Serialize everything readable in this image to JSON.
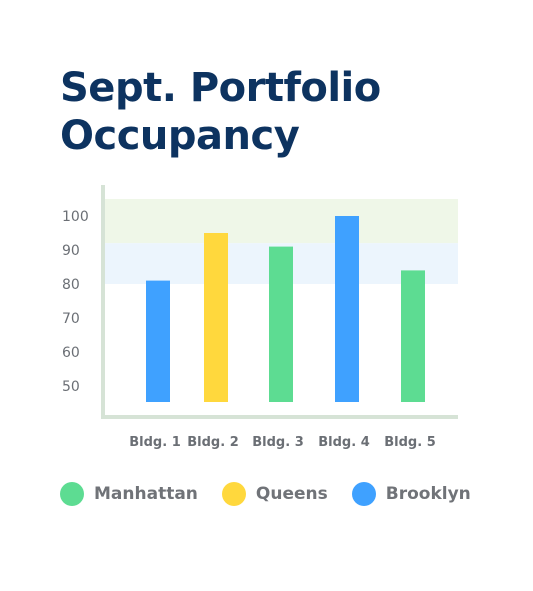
{
  "title_lines": [
    "Sept. Portfolio",
    "Occupancy"
  ],
  "colors": {
    "manhattan": "#5ddc92",
    "queens": "#ffd83d",
    "brooklyn": "#3fa1ff",
    "band_top": "#eff7e8",
    "band_mid": "#ecf5fd",
    "axis": "#d6e3d6"
  },
  "legend": [
    {
      "label": "Manhattan",
      "color_key": "manhattan"
    },
    {
      "label": "Queens",
      "color_key": "queens"
    },
    {
      "label": "Brooklyn",
      "color_key": "brooklyn"
    }
  ],
  "chart_data": {
    "type": "bar",
    "title": "Sept. Portfolio Occupancy",
    "categories": [
      "Bldg. 1",
      "Bldg. 2",
      "Bldg. 3",
      "Bldg. 4",
      "Bldg. 5"
    ],
    "values": [
      81,
      95,
      91,
      100,
      84
    ],
    "bar_groups": [
      "Brooklyn",
      "Queens",
      "Manhattan",
      "Brooklyn",
      "Manhattan"
    ],
    "yticks": [
      100,
      90,
      80,
      70,
      60,
      50
    ],
    "ylim": [
      45,
      105
    ],
    "bands": [
      {
        "from": 92,
        "to": 105,
        "color_key": "band_top"
      },
      {
        "from": 80,
        "to": 92,
        "color_key": "band_mid"
      }
    ],
    "grid": false,
    "legend_position": "bottom"
  }
}
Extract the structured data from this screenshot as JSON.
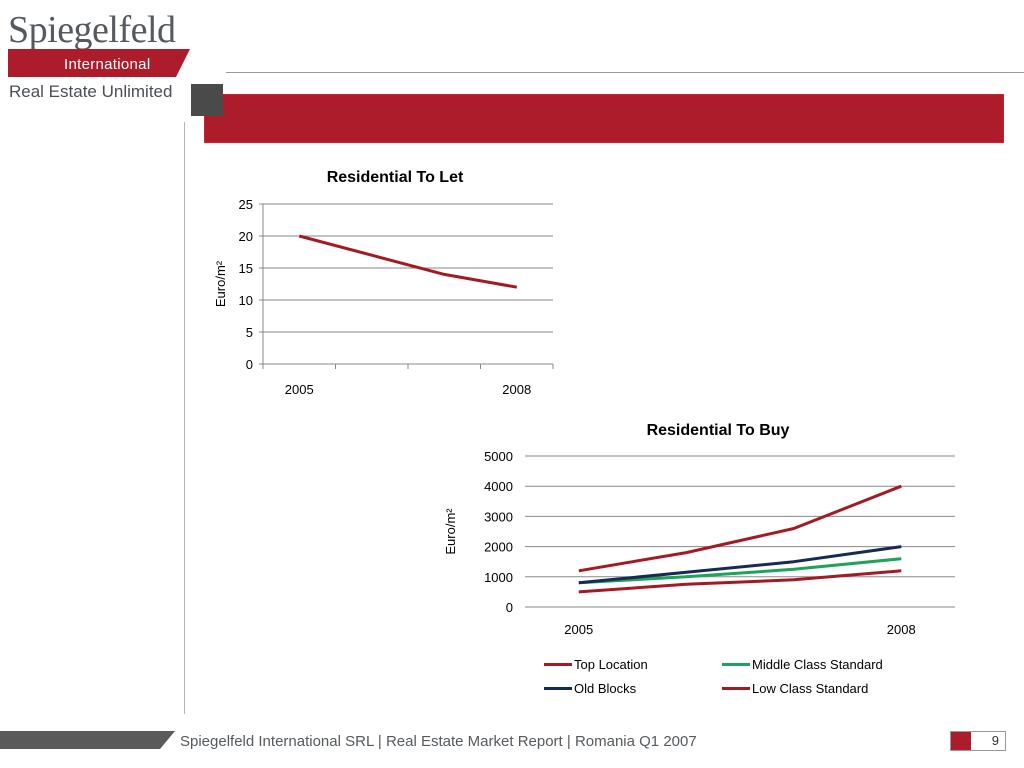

====================

WHAT TO DO »
Pull out every line above that holds the word "JSON".

RESULT BELOW »
Serialize everything readable in this image to JSON.
Extract the structured data from this screenshot as JSON.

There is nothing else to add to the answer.